[Texte à lire]:
┌──
Dossier : IMM-4140-99

ENTRE:


     Alexandre AVERINE,

     Larisa AVERINA,

        

     Partie demanderesse

ET:

     LE MINISTRE DE LA CITOYENNETÉ ET DE L'IMMIGRATION,


     Partie défenderesse


     MOTIFS DE L'ORDONNANCE


LE JUGE TEITELBAUM

INTRODUCTION

[1]      Il s'agit d'un contrôle judiciaire à l'encontre de la décision de la Section du statut de réfugié de la Commission de l'immigration et du statut de réfugié (le "tribunal"). Le tribunal, par le biais de sa décision en date du 27 juillet 1999, a déterminé que le demandeur n'était pas un réfugié au sens de la Convention.



FAITS

[2]      Le demandeur craint la persécution en raison de sa nationalité russe et ses opinions politiques imputés.1 Son épouse base sa revendication en raison de son appartenance à un groupe social particulier, la famille.
└──
[Tâche courte 1]:
Selon les motifs de l'ordonnance, à quelle date le tribunal a-t-il rendu sa décision ?
[Tâche courte 2]:
Reprenez les motifs de l'ordonnance à la suite de leur dernière phrase et poursuivez-en la rédaction.
Les items n'ont aucun rôle à jouer ici.

[Entrées de données recueillies]:
┌──
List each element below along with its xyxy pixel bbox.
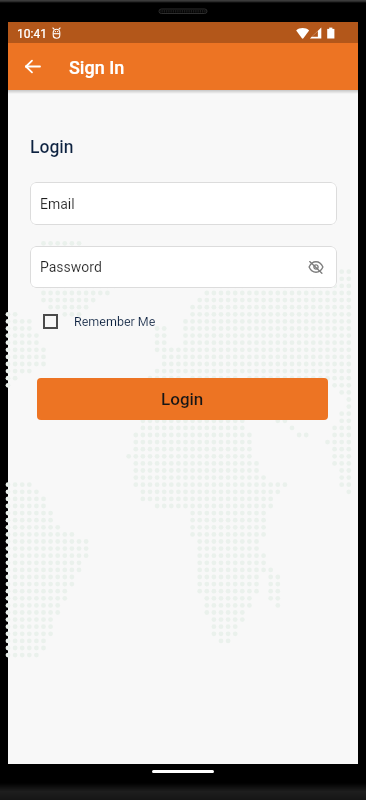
staticText: Login <box>30 137 74 158</box>
staticText: Sign In <box>69 57 125 78</box>
button[interactable]: Email <box>30 182 337 225</box>
staticText: 10:41 <box>17 27 47 41</box>
button[interactable]: Login <box>37 378 328 420</box>
staticText: Password <box>40 259 102 275</box>
button[interactable]: Show password <box>299 246 333 288</box>
staticText: Email <box>40 196 75 212</box>
button[interactable]: Navigate back <box>17 51 48 82</box>
button[interactable]: Password <box>30 246 337 288</box>
button[interactable]: Remember Me <box>43 307 156 335</box>
staticText: Remember Me <box>74 314 156 329</box>
staticText: Login <box>161 389 204 409</box>
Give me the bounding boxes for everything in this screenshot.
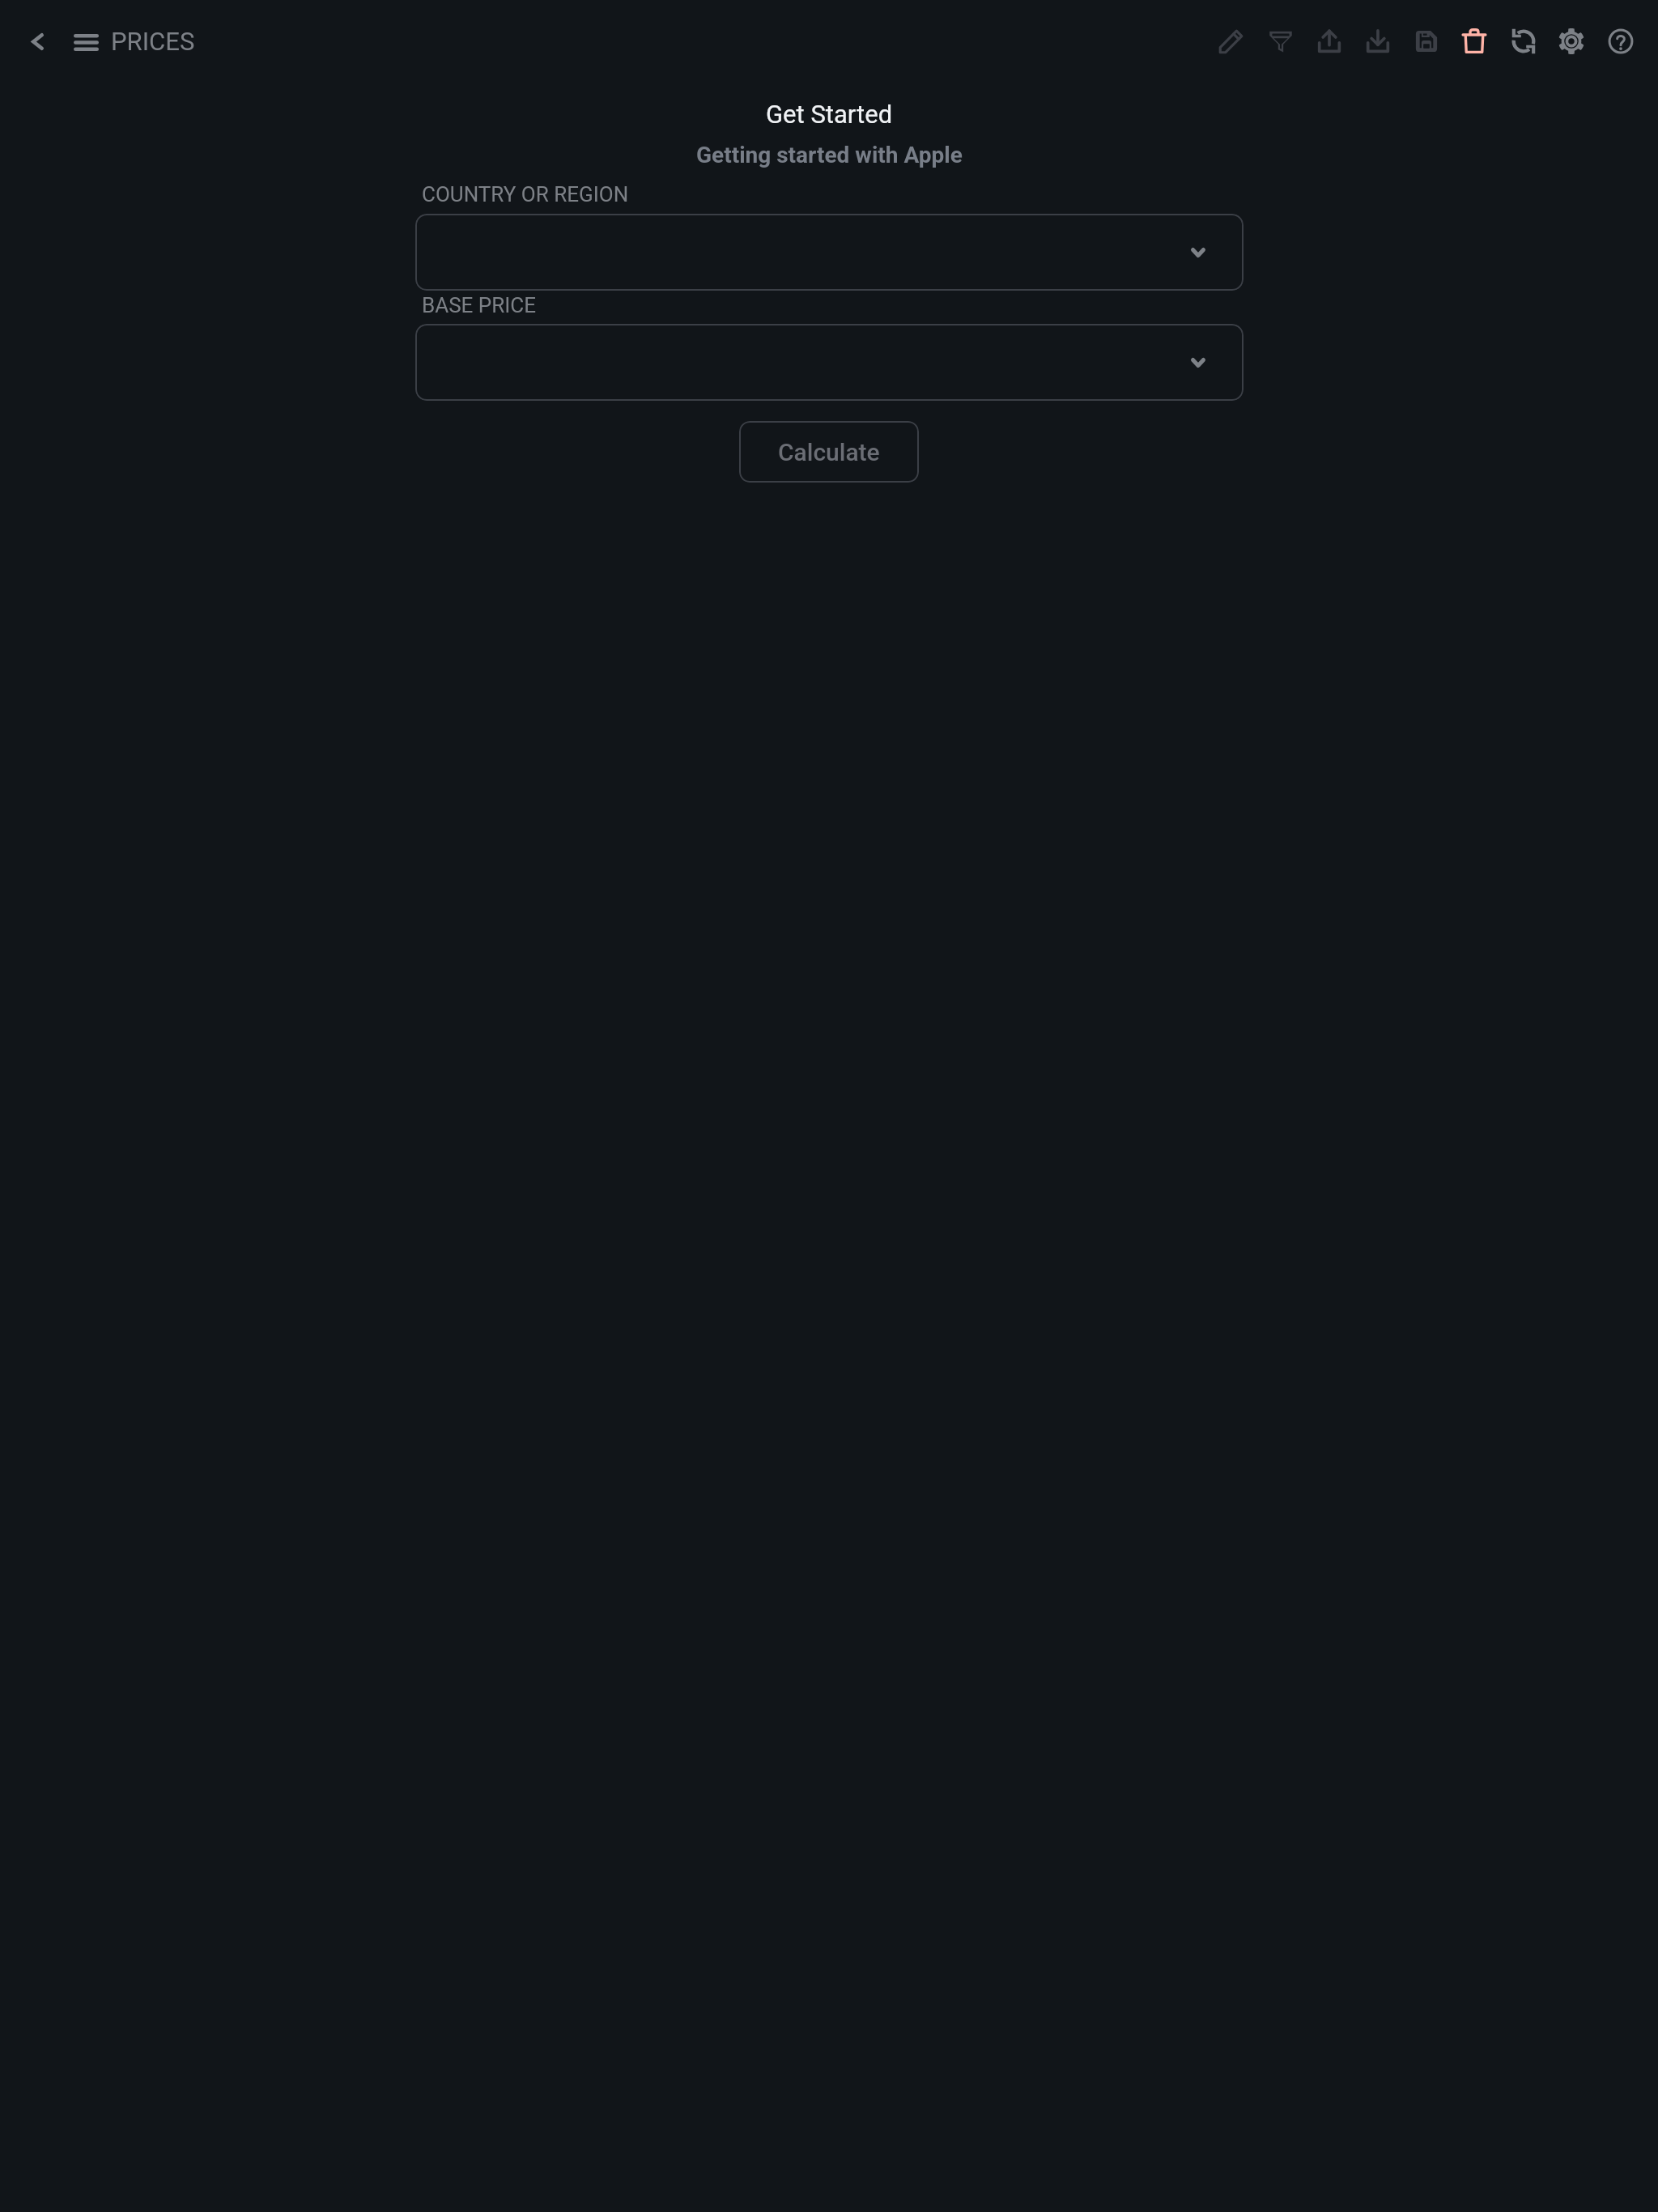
└──
[Réponse 1]:
Le 27 juillet 1999.

[Réponse 2]:
[3]      Le demandeur et son épouse sont des citoyens russes. En 1992, ils habitaient la République de la Géorgie lorsqu'une guerre civile a éclaté entre les forces géorgiennes et la région sécessionniste de l'Abkhazie.

[4]      En 1996, le demandeur aurait été appréhendé par les nationalistes abkhases et envoyé en Tchétchénie pour des travaux forcés. Lors de sa captivité, le demandeur aurait entendu les Tchétchènes citer les noms de deux officiers de l'armée russe avec lesquels ils trafiquaient des armes de guerres. Le demandeur s'est évadé et a retrouvé sa famille à Kalouga (Russie) au printemps de 1998. Il importe de noter qu'à compter du printemps 1998, le demandeur n'était plus en Tchétchénie.

[5]      Le demandeur aurait alors communiqué les informations qu'il possédait au sujet du trafic illégal des armes aux autorités militaires de Moscou. Lors de son retour à Kalouga, le demandeur témoigne qu'il a échappé à un premier attentat. Par la suite, il a subi du harcèlement téléphonique et a échappé à un deuxième attentat lorsque son épouse aurait ouvert la porte à une dame qu'elle croyait être sa voisine.

DÉCISION DU TRIBUNAL

[6]      Le tribunal a déterminé que le revendicateur craint des représailles en raison de ce qu'il savait, et non en raison de sa race, de sa religion, de sa nationalité, de ses opinions politiques ou de son appartenance à un groupe social particulier.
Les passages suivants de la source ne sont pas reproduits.